* [Data excerpts]
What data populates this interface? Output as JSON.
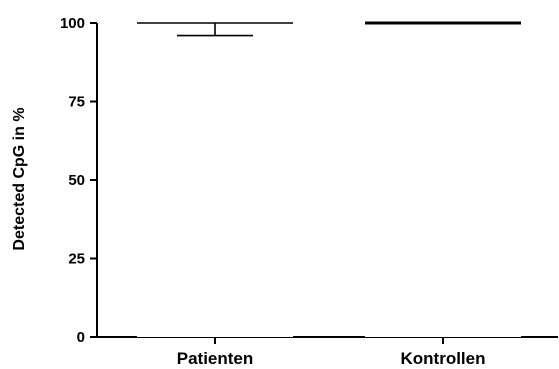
{
  "chart_data": {
    "type": "bar",
    "title": "",
    "xlabel": "",
    "ylabel": "Detected CpG in %",
    "ylim": [
      0,
      100
    ],
    "yticks": [
      0,
      25,
      50,
      75,
      100
    ],
    "ytick_labels": [
      "0",
      "25",
      "50",
      "75",
      "100"
    ],
    "categories": [
      "Patienten",
      "Kontrollen"
    ],
    "values": [
      100,
      100
    ],
    "error_lower": [
      96,
      100
    ],
    "bar_fill": "#ffffff",
    "line_color": "#000000",
    "grid": false,
    "legend": false
  }
}
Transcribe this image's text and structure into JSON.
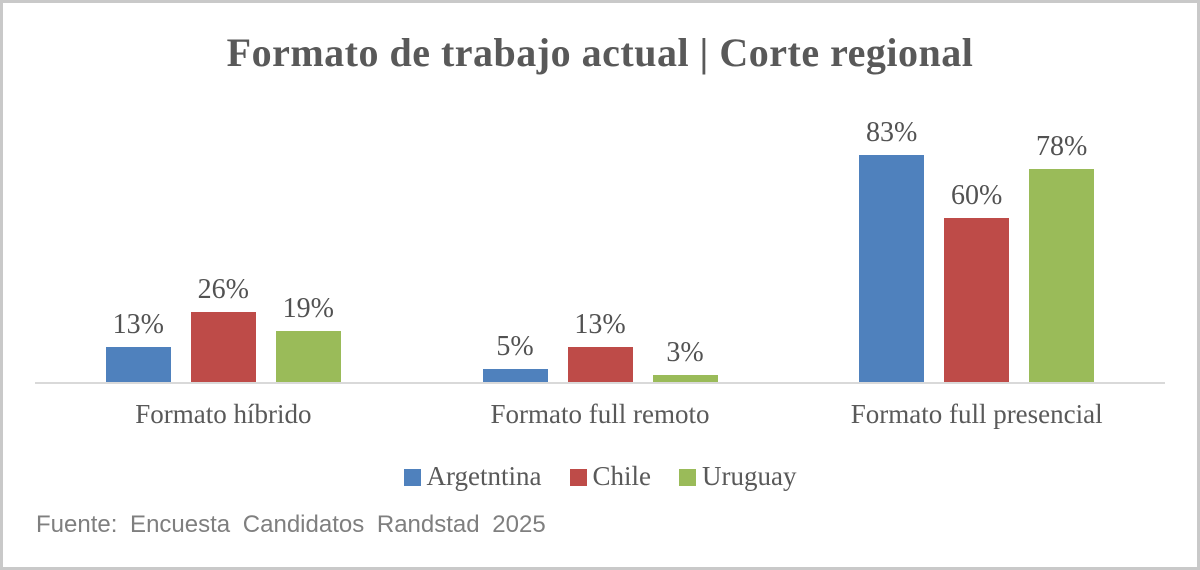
{
  "chart_data": {
    "type": "bar",
    "title": "Formato de trabajo actual | Corte regional",
    "categories": [
      "Formato híbrido",
      "Formato full remoto",
      "Formato full presencial"
    ],
    "series": [
      {
        "name": "Argetntina",
        "color": "#4F81BD",
        "values": [
          13,
          5,
          83
        ],
        "labels": [
          "13%",
          "5%",
          "83%"
        ]
      },
      {
        "name": "Chile",
        "color": "#BE4B48",
        "values": [
          26,
          13,
          60
        ],
        "labels": [
          "26%",
          "13%",
          "60%"
        ]
      },
      {
        "name": "Uruguay",
        "color": "#9ABB59",
        "values": [
          19,
          3,
          78
        ],
        "labels": [
          "19%",
          "3%",
          "78%"
        ]
      }
    ],
    "xlabel": "",
    "ylabel": "",
    "ylim": [
      0,
      100
    ],
    "grid": false,
    "data_labels": true,
    "legend_position": "bottom"
  },
  "source": {
    "text": "Fuente: Encuesta Candidatos Randstad 2025"
  },
  "colors": {
    "title_text": "#595959",
    "label_text": "#525252",
    "axis_line": "#D9D9D9",
    "source_text": "#7F7F7F",
    "frame_border": "#C9C9C9",
    "background": "#FFFFFF"
  }
}
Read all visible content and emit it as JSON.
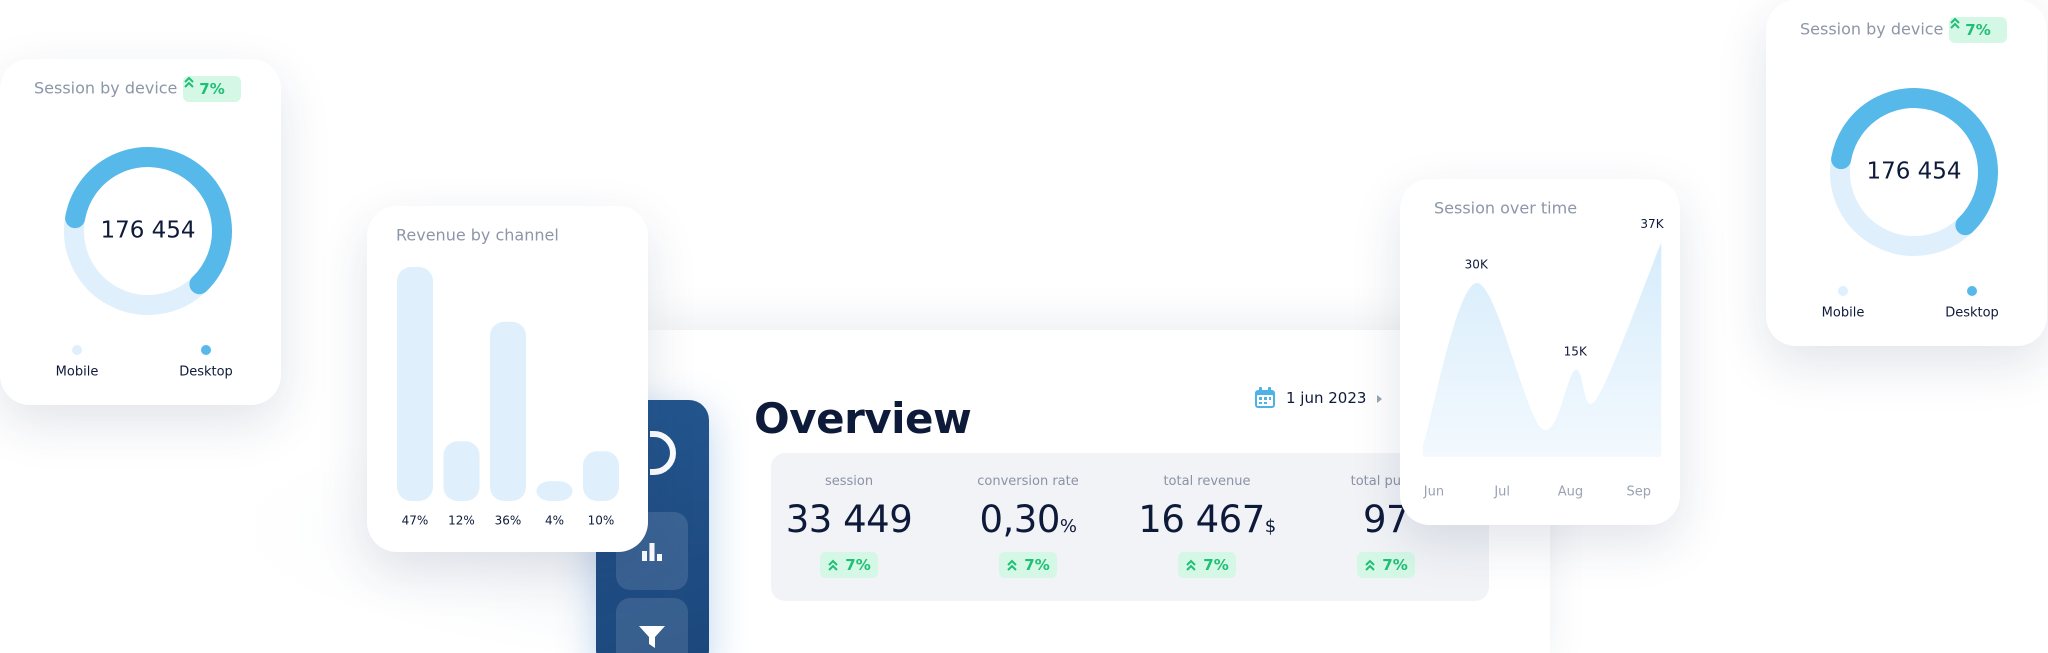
{
  "chart_data": [
    {
      "type": "donut",
      "title": "Session by device",
      "badge": "7%",
      "center_label": "176 454",
      "categories": [
        "Mobile",
        "Desktop"
      ],
      "values": [
        40,
        60
      ],
      "colors": [
        "#dff0fc",
        "#56b9e9"
      ]
    },
    {
      "type": "bar",
      "title": "Revenue by channel",
      "values": [
        47,
        12,
        36,
        4,
        10
      ],
      "value_labels": [
        "47%",
        "12%",
        "36%",
        "4%",
        "10%"
      ],
      "ylim": [
        0,
        47
      ],
      "color": "#dff0fc"
    },
    {
      "type": "area",
      "title": "Session over time",
      "x": [
        -0.16,
        0.62,
        1.57,
        2.07,
        2.38,
        3.33
      ],
      "values": [
        2000,
        30000,
        5000,
        15000,
        10000,
        37000
      ],
      "value_labels": [
        null,
        "30K",
        null,
        "15K",
        null,
        "37K"
      ],
      "xlim": [
        -0.16,
        3.37
      ],
      "xticks": [
        {
          "value": 0,
          "label": "Jun"
        },
        {
          "value": 1,
          "label": "Jul"
        },
        {
          "value": 2,
          "label": "Aug"
        },
        {
          "value": 3,
          "label": "Sep"
        }
      ],
      "ylim": [
        0,
        40000
      ],
      "color": "#d6ecfb"
    },
    {
      "type": "donut",
      "title": "Session by device",
      "badge": "7%",
      "center_label": "176 454",
      "categories": [
        "Mobile",
        "Desktop"
      ],
      "values": [
        40,
        60
      ],
      "colors": [
        "#dff0fc",
        "#56b9e9"
      ]
    }
  ],
  "overview": {
    "title": "Overview",
    "date": "1 jun 2023",
    "metrics": [
      {
        "label": "session",
        "value": "33 449",
        "badge": "7%"
      },
      {
        "label": "conversion rate",
        "value": "0,30",
        "unit": "%",
        "badge": "7%"
      },
      {
        "label": "total revenue",
        "value": "16 467",
        "unit": "$",
        "badge": "7%"
      },
      {
        "label": "total purch",
        "value": "97",
        "badge": "7%"
      }
    ]
  }
}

* [What you will do] All lines above containing the string "total" are to be collected.

* [Solution for this exercise]
        "label": "total revenue",
        "label": "total purch",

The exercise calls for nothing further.